▸ **Problem to work on**
Output each line of the material exactly as it stands.
○ ○ ○ ○ ○ ○ ○
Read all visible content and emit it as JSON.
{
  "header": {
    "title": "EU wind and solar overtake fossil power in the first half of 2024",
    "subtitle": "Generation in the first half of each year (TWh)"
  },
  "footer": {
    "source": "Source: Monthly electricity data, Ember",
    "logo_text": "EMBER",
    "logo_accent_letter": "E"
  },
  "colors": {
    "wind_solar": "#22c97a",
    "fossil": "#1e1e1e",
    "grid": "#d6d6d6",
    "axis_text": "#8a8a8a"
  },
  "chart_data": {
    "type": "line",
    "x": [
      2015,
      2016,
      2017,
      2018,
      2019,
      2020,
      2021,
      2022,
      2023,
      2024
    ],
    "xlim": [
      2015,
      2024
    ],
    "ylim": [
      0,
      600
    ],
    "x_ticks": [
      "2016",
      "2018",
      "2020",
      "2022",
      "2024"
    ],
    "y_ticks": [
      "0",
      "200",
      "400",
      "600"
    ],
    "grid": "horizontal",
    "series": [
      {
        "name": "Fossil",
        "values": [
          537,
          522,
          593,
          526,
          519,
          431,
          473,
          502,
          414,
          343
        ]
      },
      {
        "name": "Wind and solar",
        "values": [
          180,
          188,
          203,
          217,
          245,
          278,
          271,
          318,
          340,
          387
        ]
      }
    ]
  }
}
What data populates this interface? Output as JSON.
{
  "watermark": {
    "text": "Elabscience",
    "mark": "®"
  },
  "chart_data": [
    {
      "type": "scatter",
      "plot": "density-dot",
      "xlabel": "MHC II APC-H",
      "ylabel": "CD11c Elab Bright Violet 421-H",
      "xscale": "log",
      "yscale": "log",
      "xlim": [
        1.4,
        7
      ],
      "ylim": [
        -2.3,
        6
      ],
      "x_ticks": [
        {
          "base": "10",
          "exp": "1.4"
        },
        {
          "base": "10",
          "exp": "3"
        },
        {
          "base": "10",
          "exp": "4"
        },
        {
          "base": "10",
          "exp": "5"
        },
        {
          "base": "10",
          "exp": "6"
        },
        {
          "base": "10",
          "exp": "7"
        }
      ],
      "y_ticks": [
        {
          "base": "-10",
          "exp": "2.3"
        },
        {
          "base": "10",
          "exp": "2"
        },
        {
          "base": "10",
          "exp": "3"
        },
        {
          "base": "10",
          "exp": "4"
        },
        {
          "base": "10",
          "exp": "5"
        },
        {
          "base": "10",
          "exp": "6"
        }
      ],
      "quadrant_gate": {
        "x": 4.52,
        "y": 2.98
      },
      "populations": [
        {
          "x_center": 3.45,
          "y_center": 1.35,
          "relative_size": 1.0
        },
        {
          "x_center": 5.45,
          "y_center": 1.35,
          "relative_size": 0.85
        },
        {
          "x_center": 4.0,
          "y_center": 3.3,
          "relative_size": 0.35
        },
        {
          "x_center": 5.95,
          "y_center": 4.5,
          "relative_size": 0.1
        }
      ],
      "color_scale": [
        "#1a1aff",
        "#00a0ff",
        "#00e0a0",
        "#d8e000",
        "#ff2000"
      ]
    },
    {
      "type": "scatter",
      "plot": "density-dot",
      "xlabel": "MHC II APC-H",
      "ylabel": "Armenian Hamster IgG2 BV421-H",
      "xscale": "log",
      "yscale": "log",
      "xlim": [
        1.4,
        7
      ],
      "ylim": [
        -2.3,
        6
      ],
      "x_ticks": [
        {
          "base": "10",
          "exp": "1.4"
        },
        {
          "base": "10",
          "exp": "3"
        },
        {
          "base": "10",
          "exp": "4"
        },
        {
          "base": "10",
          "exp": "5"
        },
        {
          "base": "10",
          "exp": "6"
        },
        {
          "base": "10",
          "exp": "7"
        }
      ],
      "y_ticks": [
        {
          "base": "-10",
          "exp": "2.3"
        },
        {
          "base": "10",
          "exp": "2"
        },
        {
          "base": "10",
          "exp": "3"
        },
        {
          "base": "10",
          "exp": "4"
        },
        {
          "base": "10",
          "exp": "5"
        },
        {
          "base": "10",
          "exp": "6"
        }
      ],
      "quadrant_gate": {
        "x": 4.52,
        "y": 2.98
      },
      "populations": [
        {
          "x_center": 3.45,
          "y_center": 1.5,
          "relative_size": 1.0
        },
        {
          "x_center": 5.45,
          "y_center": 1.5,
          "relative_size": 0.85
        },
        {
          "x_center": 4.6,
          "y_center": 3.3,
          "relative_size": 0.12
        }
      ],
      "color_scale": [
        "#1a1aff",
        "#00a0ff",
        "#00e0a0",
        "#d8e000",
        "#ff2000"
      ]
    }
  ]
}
○ ○ ○ ○ ○ ○ ○
▸ **Response to this exercise**
Read all visible content and emit it as JSON.
{
  "header": {
    "title": "EU wind and solar overtake fossil power in the first half of 2024",
    "subtitle": "Generation in the first half of each year (TWh)"
  },
  "footer": {
    "source": "Source: Monthly electricity data, Ember",
    "logo_text": "EMBER",
    "logo_accent_letter": "E"
  },
  "colors": {
    "wind_solar": "#22c97a",
    "fossil": "#1e1e1e",
    "grid": "#d6d6d6",
    "axis_text": "#8a8a8a"
  },
  "chart_data": {
    "type": "line",
    "x": [
      2015,
      2016,
      2017,
      2018,
      2019,
      2020,
      2021,
      2022,
      2023,
      2024
    ],
    "xlim": [
      2015,
      2024
    ],
    "ylim": [
      0,
      600
    ],
    "x_ticks": [
      "2016",
      "2018",
      "2020",
      "2022",
      "2024"
    ],
    "y_ticks": [
      "0",
      "200",
      "400",
      "600"
    ],
    "grid": "horizontal",
    "series": [
      {
        "name": "Fossil",
        "values": [
          537,
          522,
          593,
          526,
          519,
          431,
          473,
          502,
          414,
          343
        ]
      },
      {
        "name": "Wind and solar",
        "values": [
          180,
          188,
          203,
          217,
          245,
          278,
          271,
          318,
          340,
          387
        ]
      }
    ]
  }
}
What data populates this interface? Output as JSON.
{
  "watermark": {
    "text": "Elabscience",
    "mark": "®"
  },
  "chart_data": [
    {
      "type": "scatter",
      "plot": "density-dot",
      "xlabel": "MHC II APC-H",
      "ylabel": "CD11c Elab Bright Violet 421-H",
      "xscale": "log",
      "yscale": "log",
      "xlim": [
        1.4,
        7
      ],
      "ylim": [
        -2.3,
        6
      ],
      "x_ticks": [
        {
          "base": "10",
          "exp": "1.4"
        },
        {
          "base": "10",
          "exp": "3"
        },
        {
          "base": "10",
          "exp": "4"
        },
        {
          "base": "10",
          "exp": "5"
        },
        {
          "base": "10",
          "exp": "6"
        },
        {
          "base": "10",
          "exp": "7"
        }
      ],
      "y_ticks": [
        {
          "base": "-10",
          "exp": "2.3"
        },
        {
          "base": "10",
          "exp": "2"
        },
        {
          "base": "10",
          "exp": "3"
        },
        {
          "base": "10",
          "exp": "4"
        },
        {
          "base": "10",
          "exp": "5"
        },
        {
          "base": "10",
          "exp": "6"
        }
      ],
      "quadrant_gate": {
        "x": 4.52,
        "y": 2.98
      },
      "populations": [
        {
          "x_center": 3.45,
          "y_center": 1.35,
          "relative_size": 1.0
        },
        {
          "x_center": 5.45,
          "y_center": 1.35,
          "relative_size": 0.85
        },
        {
          "x_center": 4.0,
          "y_center": 3.3,
          "relative_size": 0.35
        },
        {
          "x_center": 5.95,
          "y_center": 4.5,
          "relative_size": 0.1
        }
      ],
      "color_scale": [
        "#1a1aff",
        "#00a0ff",
        "#00e0a0",
        "#d8e000",
        "#ff2000"
      ]
    },
    {
      "type": "scatter",
      "plot": "density-dot",
      "xlabel": "MHC II APC-H",
      "ylabel": "Armenian Hamster IgG2 BV421-H",
      "xscale": "log",
      "yscale": "log",
      "xlim": [
        1.4,
        7
      ],
      "ylim": [
        -2.3,
        6
      ],
      "x_ticks": [
        {
          "base": "10",
          "exp": "1.4"
        },
        {
          "base": "10",
          "exp": "3"
        },
        {
          "base": "10",
          "exp": "4"
        },
        {
          "base": "10",
          "exp": "5"
        },
        {
          "base": "10",
          "exp": "6"
        },
        {
          "base": "10",
          "exp": "7"
        }
      ],
      "y_ticks": [
        {
          "base": "-10",
          "exp": "2.3"
        },
        {
          "base": "10",
          "exp": "2"
        },
        {
          "base": "10",
          "exp": "3"
        },
        {
          "base": "10",
          "exp": "4"
        },
        {
          "base": "10",
          "exp": "5"
        },
        {
          "base": "10",
          "exp": "6"
        }
      ],
      "quadrant_gate": {
        "x": 4.52,
        "y": 2.98
      },
      "populations": [
        {
          "x_center": 3.45,
          "y_center": 1.5,
          "relative_size": 1.0
        },
        {
          "x_center": 5.45,
          "y_center": 1.5,
          "relative_size": 0.85
        },
        {
          "x_center": 4.6,
          "y_center": 3.3,
          "relative_size": 0.12
        }
      ],
      "color_scale": [
        "#1a1aff",
        "#00a0ff",
        "#00e0a0",
        "#d8e000",
        "#ff2000"
      ]
    }
  ]
}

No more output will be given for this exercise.